• Task prompt
Your task is to tally the lines of the listing containing the word "WINGS" and report the figure alone.

• Information shown
____________
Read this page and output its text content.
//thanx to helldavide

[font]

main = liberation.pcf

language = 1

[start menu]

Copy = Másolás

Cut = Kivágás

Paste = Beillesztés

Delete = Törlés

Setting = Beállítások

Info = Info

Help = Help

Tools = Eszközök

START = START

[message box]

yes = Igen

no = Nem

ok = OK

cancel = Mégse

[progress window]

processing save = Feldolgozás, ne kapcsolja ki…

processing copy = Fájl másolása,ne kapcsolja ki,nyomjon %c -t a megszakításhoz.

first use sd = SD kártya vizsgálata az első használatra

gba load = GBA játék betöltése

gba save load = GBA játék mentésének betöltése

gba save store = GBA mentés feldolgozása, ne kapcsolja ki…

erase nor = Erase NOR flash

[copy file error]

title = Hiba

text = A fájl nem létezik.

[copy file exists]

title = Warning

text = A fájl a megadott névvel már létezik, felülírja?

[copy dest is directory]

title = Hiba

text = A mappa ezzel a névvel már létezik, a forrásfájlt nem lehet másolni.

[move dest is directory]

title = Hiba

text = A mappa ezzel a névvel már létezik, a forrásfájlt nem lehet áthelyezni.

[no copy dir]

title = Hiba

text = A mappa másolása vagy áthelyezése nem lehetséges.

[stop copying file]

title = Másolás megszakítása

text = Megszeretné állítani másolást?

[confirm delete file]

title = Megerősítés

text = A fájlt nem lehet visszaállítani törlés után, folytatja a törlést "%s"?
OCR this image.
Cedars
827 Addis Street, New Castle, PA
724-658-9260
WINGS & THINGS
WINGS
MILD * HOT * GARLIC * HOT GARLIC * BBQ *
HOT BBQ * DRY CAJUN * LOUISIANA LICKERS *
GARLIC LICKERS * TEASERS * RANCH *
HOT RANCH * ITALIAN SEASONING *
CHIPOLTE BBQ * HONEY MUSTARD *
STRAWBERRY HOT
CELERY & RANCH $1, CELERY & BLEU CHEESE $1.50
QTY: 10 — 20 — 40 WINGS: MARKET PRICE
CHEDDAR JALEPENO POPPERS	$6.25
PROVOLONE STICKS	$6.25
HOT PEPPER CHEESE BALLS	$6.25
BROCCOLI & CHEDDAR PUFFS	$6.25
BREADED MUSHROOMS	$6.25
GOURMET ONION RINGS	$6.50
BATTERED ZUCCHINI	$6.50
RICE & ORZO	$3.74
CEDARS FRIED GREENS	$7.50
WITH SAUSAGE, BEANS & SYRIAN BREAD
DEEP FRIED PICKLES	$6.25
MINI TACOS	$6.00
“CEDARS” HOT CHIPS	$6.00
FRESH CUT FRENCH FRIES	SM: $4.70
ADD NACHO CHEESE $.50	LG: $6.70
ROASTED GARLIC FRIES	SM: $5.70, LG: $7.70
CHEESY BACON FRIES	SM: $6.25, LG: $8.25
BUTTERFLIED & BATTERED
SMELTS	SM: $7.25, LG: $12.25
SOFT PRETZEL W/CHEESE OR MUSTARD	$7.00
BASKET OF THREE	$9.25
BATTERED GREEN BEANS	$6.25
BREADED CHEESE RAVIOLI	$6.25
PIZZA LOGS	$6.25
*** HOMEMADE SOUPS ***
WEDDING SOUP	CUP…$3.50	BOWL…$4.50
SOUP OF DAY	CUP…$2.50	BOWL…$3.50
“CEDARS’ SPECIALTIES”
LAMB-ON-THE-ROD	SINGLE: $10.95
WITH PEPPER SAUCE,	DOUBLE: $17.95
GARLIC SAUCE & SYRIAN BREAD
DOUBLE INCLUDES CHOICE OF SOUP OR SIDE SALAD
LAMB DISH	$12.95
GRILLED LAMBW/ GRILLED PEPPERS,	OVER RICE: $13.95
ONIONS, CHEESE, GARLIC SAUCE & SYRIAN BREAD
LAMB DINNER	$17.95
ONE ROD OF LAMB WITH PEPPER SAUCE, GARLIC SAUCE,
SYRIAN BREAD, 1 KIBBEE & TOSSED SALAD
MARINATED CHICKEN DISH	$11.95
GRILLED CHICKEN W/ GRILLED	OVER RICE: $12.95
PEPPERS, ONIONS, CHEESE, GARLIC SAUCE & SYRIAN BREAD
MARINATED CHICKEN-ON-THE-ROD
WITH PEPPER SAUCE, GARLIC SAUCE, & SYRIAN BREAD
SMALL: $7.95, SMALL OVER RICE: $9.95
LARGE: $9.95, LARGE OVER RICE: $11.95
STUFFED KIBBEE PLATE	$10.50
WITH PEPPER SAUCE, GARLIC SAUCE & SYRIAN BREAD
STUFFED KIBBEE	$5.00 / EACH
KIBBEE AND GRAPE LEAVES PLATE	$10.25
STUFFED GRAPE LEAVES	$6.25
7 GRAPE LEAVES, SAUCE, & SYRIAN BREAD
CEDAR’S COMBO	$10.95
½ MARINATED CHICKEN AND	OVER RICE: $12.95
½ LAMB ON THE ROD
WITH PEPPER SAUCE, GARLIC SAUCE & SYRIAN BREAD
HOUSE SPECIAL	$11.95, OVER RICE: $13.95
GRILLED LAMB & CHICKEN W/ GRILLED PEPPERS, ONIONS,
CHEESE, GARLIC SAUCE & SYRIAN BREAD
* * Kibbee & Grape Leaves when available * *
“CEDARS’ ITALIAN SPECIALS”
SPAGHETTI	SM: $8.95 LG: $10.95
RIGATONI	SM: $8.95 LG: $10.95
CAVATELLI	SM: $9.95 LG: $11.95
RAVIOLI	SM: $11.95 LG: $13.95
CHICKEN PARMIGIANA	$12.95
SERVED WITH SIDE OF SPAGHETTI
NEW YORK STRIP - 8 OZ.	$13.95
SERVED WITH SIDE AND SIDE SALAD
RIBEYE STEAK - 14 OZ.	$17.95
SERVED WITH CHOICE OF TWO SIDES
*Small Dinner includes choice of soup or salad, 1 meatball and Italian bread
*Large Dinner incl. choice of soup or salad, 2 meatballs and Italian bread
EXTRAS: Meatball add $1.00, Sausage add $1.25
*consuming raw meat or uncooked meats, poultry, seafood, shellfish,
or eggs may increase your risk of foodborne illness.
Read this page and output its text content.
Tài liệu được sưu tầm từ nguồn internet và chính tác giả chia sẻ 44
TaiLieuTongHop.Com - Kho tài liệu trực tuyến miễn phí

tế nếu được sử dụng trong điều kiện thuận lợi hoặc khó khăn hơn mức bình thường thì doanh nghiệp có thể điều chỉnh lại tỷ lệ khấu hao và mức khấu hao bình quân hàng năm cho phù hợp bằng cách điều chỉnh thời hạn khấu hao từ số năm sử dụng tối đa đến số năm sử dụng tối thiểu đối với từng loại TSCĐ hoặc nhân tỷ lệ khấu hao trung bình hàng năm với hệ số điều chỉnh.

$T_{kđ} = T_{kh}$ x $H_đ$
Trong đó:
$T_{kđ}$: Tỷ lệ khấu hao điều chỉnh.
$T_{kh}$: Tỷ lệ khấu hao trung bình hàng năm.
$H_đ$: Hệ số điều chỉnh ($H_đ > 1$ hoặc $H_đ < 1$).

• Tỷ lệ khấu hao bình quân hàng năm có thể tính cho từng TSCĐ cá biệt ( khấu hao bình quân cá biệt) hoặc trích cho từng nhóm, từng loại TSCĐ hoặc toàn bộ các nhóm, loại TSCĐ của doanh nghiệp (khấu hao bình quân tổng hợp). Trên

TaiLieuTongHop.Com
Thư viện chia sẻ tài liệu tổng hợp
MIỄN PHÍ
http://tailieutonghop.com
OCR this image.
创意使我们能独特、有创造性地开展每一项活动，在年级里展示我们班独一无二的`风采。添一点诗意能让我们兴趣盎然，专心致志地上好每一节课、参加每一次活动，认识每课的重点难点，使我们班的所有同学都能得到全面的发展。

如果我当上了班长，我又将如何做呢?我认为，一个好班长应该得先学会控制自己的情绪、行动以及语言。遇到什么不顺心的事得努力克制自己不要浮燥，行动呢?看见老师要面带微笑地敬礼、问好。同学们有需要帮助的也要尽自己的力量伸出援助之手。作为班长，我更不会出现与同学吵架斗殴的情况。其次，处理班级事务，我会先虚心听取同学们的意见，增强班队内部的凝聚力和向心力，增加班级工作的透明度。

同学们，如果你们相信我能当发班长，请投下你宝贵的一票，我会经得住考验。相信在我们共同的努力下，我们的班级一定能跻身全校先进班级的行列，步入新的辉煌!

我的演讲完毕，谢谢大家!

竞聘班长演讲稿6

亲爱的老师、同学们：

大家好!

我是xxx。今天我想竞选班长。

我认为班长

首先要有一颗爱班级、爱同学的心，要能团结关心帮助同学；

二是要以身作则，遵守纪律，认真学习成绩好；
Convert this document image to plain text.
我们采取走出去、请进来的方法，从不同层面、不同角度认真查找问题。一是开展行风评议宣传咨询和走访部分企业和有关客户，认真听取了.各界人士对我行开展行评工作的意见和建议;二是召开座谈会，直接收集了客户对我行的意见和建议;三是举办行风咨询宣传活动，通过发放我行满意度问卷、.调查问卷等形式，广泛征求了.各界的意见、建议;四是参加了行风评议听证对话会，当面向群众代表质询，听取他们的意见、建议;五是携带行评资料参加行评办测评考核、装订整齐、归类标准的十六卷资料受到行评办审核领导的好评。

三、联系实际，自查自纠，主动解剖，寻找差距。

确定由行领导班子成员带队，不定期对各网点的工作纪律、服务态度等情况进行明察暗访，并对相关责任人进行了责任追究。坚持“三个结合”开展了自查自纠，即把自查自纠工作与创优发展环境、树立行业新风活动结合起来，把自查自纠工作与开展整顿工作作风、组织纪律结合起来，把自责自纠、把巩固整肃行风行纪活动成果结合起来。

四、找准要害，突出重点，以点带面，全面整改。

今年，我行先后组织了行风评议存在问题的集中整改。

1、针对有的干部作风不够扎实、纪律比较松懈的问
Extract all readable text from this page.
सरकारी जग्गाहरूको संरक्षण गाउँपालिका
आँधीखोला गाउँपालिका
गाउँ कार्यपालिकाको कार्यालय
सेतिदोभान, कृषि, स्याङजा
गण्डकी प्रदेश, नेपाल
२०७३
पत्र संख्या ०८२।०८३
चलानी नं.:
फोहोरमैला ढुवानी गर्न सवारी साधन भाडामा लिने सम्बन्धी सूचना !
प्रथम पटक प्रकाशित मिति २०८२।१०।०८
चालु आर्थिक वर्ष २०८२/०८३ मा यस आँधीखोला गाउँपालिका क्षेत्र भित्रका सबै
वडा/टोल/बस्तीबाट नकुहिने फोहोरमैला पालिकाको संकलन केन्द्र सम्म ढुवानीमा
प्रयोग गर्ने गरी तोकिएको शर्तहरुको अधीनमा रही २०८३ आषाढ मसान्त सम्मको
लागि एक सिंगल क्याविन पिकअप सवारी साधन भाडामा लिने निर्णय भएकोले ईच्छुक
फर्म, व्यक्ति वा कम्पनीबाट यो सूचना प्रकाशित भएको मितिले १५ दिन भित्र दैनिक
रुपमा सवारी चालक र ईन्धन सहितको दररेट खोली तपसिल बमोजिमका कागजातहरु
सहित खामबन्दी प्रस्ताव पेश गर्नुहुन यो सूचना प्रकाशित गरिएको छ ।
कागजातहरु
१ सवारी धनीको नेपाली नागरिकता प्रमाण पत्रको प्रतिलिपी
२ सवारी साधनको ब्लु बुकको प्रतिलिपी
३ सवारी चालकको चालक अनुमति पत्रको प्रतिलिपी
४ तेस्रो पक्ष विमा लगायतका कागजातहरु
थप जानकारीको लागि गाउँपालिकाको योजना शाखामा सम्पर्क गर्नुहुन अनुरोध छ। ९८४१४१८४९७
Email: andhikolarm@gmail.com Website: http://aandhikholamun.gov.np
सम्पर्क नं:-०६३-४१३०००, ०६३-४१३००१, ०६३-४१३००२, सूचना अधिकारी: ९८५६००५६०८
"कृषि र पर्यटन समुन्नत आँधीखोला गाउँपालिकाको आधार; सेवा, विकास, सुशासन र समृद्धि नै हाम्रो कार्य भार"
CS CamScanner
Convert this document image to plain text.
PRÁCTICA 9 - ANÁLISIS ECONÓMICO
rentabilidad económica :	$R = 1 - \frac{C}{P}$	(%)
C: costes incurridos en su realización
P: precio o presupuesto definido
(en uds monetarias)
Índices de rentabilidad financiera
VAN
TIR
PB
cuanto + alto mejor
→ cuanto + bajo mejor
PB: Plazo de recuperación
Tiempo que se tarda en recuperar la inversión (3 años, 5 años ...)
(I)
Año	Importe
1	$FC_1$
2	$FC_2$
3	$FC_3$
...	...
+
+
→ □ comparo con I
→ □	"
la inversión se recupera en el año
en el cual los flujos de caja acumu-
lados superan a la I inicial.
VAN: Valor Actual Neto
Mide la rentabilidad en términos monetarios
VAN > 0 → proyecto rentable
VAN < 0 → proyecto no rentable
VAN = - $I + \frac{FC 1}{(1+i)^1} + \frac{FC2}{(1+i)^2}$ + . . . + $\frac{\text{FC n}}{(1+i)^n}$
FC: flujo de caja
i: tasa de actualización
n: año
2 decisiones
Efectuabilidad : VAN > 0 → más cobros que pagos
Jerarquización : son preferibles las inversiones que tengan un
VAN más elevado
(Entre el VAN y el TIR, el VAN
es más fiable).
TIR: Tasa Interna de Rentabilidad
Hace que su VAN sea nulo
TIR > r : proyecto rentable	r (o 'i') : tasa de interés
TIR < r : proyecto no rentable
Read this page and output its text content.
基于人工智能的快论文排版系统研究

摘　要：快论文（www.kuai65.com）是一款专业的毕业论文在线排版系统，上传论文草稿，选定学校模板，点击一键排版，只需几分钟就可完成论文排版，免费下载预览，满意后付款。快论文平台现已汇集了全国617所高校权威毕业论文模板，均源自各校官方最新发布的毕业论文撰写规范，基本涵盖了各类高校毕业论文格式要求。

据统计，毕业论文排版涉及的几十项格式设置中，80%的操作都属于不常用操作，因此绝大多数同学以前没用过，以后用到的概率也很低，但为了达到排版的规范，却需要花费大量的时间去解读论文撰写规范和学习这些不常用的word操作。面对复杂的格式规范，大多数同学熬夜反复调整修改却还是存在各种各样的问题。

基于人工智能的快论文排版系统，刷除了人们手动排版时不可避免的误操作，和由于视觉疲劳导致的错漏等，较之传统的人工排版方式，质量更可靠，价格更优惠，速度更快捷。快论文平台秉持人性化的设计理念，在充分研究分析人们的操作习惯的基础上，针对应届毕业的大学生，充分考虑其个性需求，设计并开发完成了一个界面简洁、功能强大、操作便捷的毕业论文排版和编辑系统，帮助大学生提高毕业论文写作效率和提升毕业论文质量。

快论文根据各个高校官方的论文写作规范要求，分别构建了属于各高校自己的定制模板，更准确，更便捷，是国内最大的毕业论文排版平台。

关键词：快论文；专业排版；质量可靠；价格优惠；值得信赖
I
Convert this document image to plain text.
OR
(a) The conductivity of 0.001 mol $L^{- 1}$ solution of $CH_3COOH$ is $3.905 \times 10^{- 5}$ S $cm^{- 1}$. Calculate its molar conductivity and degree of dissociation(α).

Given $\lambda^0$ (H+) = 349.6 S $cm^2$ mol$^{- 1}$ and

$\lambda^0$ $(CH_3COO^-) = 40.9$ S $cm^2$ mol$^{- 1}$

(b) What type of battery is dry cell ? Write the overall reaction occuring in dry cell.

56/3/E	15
____________
• Problem solution
3